SET EXERCISE:
Quote all of the data exactly as given. Skip every picture it contains.

>> START AVAILABLE DATA

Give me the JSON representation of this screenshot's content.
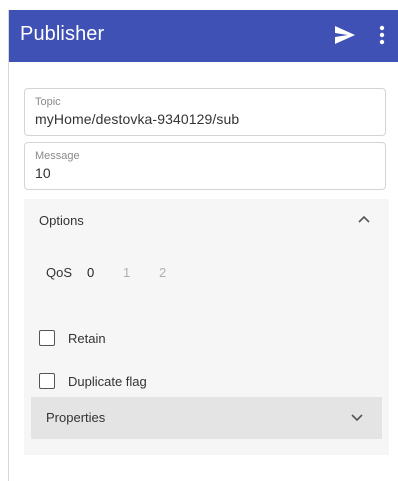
{
  "appbar": {
    "title": "Publisher",
    "send_icon": "send-icon",
    "more_icon": "more-vert-icon",
    "color": "#3f51b5"
  },
  "topic": {
    "label": "Topic",
    "value": "myHome/destovka-9340129/sub"
  },
  "message": {
    "label": "Message",
    "value": "10"
  },
  "options": {
    "title": "Options",
    "expanded": true,
    "qos": {
      "label": "QoS",
      "values": [
        "0",
        "1",
        "2"
      ],
      "selected": "0"
    },
    "retain": {
      "label": "Retain",
      "checked": false
    },
    "duplicate": {
      "label": "Duplicate flag",
      "checked": false
    },
    "properties": {
      "title": "Properties",
      "expanded": false
    }
  }
}
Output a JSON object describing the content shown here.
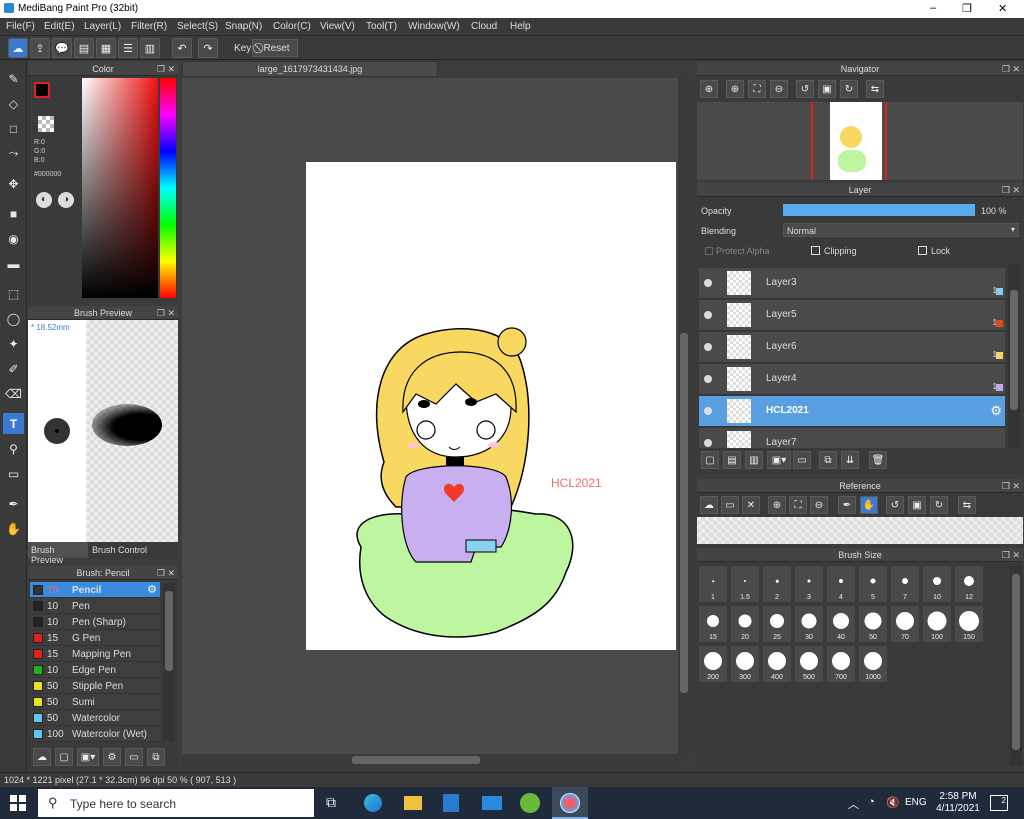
{
  "window": {
    "title": "MediBang Paint Pro (32bit)",
    "min": "–",
    "max": "❐",
    "close": "✕"
  },
  "menu": [
    "File(F)",
    "Edit(E)",
    "Layer(L)",
    "Filter(R)",
    "Select(S)",
    "Snap(N)",
    "Color(C)",
    "View(V)",
    "Tool(T)",
    "Window(W)",
    "Cloud",
    "Help"
  ],
  "toolbar": {
    "key_label": "Key",
    "reset_label": "Reset"
  },
  "color_panel": {
    "title": "Color",
    "r": "R:0",
    "g": "G:0",
    "b": "B:0",
    "hex": "#000000"
  },
  "brush_preview": {
    "title": "Brush Preview",
    "size": "* 18.52mm",
    "tab1": "Brush Preview",
    "tab2": "Brush Control"
  },
  "brush_list": {
    "title": "Brush: Pencil",
    "items": [
      {
        "size": "70",
        "name": "Pencil",
        "color": "#333333"
      },
      {
        "size": "10",
        "name": "Pen",
        "color": "#222222"
      },
      {
        "size": "10",
        "name": "Pen (Sharp)",
        "color": "#222222"
      },
      {
        "size": "15",
        "name": "G Pen",
        "color": "#e02020"
      },
      {
        "size": "15",
        "name": "Mapping Pen",
        "color": "#e02020"
      },
      {
        "size": "10",
        "name": "Edge Pen",
        "color": "#20b020"
      },
      {
        "size": "50",
        "name": "Stipple Pen",
        "color": "#e8e020"
      },
      {
        "size": "50",
        "name": "Sumi",
        "color": "#e8e020"
      },
      {
        "size": "50",
        "name": "Watercolor",
        "color": "#60c8f0"
      },
      {
        "size": "100",
        "name": "Watercolor (Wet)",
        "color": "#60c8f0"
      }
    ]
  },
  "document": {
    "tab": "large_1617973431434.jpg",
    "watermark": "HCL2021"
  },
  "status": {
    "text": "1024 * 1221 pixel  (27.1 * 32.3cm)  96 dpi  50 %  ( 907, 513 )"
  },
  "navigator": {
    "title": "Navigator"
  },
  "layer_panel": {
    "title": "Layer",
    "opacity_label": "Opacity",
    "opacity_value": "100 %",
    "opacity": 1.0,
    "blending_label": "Blending",
    "blending_value": "Normal",
    "protect_alpha": "Protect Alpha",
    "clipping": "Clipping",
    "lock": "Lock",
    "layers": [
      {
        "name": "Layer3",
        "swatch": "#7fd0f0",
        "one": "1"
      },
      {
        "name": "Layer5",
        "swatch": "#e04a20",
        "one": "1"
      },
      {
        "name": "Layer6",
        "swatch": "#f0d870",
        "one": "1"
      },
      {
        "name": "Layer4",
        "swatch": "#c0a8f0",
        "one": "1"
      },
      {
        "name": "HCL2021",
        "swatch": "",
        "one": ""
      },
      {
        "name": "Layer7",
        "swatch": "",
        "one": ""
      }
    ]
  },
  "reference": {
    "title": "Reference"
  },
  "brush_size": {
    "title": "Brush Size",
    "sizes": [
      "1",
      "1.5",
      "2",
      "3",
      "4",
      "5",
      "7",
      "10",
      "12",
      "15",
      "20",
      "25",
      "30",
      "40",
      "50",
      "70",
      "100",
      "150",
      "200",
      "300",
      "400",
      "500",
      "700",
      "1000"
    ]
  },
  "taskbar": {
    "search": "Type here to search",
    "time": "2:58 PM",
    "date": "4/11/2021",
    "lang": "ENG",
    "notif": "2"
  }
}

>> END AVAILABLE DATA

RESULT BELOW:
Give me the JSON representation of this screenshot's content.
{
  "appbar": {
    "title": "Publisher",
    "send_icon": "send-icon",
    "more_icon": "more-vert-icon",
    "color": "#3f51b5"
  },
  "topic": {
    "label": "Topic",
    "value": "myHome/destovka-9340129/sub"
  },
  "message": {
    "label": "Message",
    "value": "10"
  },
  "options": {
    "title": "Options",
    "expanded": true,
    "qos": {
      "label": "QoS",
      "values": [
        "0",
        "1",
        "2"
      ],
      "selected": "0"
    },
    "retain": {
      "label": "Retain",
      "checked": false
    },
    "duplicate": {
      "label": "Duplicate flag",
      "checked": false
    },
    "properties": {
      "title": "Properties",
      "expanded": false
    }
  }
}
Output a JSON object describing the content shown here.
{
  "window": {
    "title": "MediBang Paint Pro (32bit)",
    "min": "–",
    "max": "❐",
    "close": "✕"
  },
  "menu": [
    "File(F)",
    "Edit(E)",
    "Layer(L)",
    "Filter(R)",
    "Select(S)",
    "Snap(N)",
    "Color(C)",
    "View(V)",
    "Tool(T)",
    "Window(W)",
    "Cloud",
    "Help"
  ],
  "toolbar": {
    "key_label": "Key",
    "reset_label": "Reset"
  },
  "color_panel": {
    "title": "Color",
    "r": "R:0",
    "g": "G:0",
    "b": "B:0",
    "hex": "#000000"
  },
  "brush_preview": {
    "title": "Brush Preview",
    "size": "* 18.52mm",
    "tab1": "Brush Preview",
    "tab2": "Brush Control"
  },
  "brush_list": {
    "title": "Brush: Pencil",
    "items": [
      {
        "size": "70",
        "name": "Pencil",
        "color": "#333333"
      },
      {
        "size": "10",
        "name": "Pen",
        "color": "#222222"
      },
      {
        "size": "10",
        "name": "Pen (Sharp)",
        "color": "#222222"
      },
      {
        "size": "15",
        "name": "G Pen",
        "color": "#e02020"
      },
      {
        "size": "15",
        "name": "Mapping Pen",
        "color": "#e02020"
      },
      {
        "size": "10",
        "name": "Edge Pen",
        "color": "#20b020"
      },
      {
        "size": "50",
        "name": "Stipple Pen",
        "color": "#e8e020"
      },
      {
        "size": "50",
        "name": "Sumi",
        "color": "#e8e020"
      },
      {
        "size": "50",
        "name": "Watercolor",
        "color": "#60c8f0"
      },
      {
        "size": "100",
        "name": "Watercolor (Wet)",
        "color": "#60c8f0"
      }
    ]
  },
  "document": {
    "tab": "large_1617973431434.jpg",
    "watermark": "HCL2021"
  },
  "status": {
    "text": "1024 * 1221 pixel  (27.1 * 32.3cm)  96 dpi  50 %  ( 907, 513 )"
  },
  "navigator": {
    "title": "Navigator"
  },
  "layer_panel": {
    "title": "Layer",
    "opacity_label": "Opacity",
    "opacity_value": "100 %",
    "opacity": 1.0,
    "blending_label": "Blending",
    "blending_value": "Normal",
    "protect_alpha": "Protect Alpha",
    "clipping": "Clipping",
    "lock": "Lock",
    "layers": [
      {
        "name": "Layer3",
        "swatch": "#7fd0f0",
        "one": "1"
      },
      {
        "name": "Layer5",
        "swatch": "#e04a20",
        "one": "1"
      },
      {
        "name": "Layer6",
        "swatch": "#f0d870",
        "one": "1"
      },
      {
        "name": "Layer4",
        "swatch": "#c0a8f0",
        "one": "1"
      },
      {
        "name": "HCL2021",
        "swatch": "",
        "one": ""
      },
      {
        "name": "Layer7",
        "swatch": "",
        "one": ""
      }
    ]
  },
  "reference": {
    "title": "Reference"
  },
  "brush_size": {
    "title": "Brush Size",
    "sizes": [
      "1",
      "1.5",
      "2",
      "3",
      "4",
      "5",
      "7",
      "10",
      "12",
      "15",
      "20",
      "25",
      "30",
      "40",
      "50",
      "70",
      "100",
      "150",
      "200",
      "300",
      "400",
      "500",
      "700",
      "1000"
    ]
  },
  "taskbar": {
    "search": "Type here to search",
    "time": "2:58 PM",
    "date": "4/11/2021",
    "lang": "ENG",
    "notif": "2"
  }
}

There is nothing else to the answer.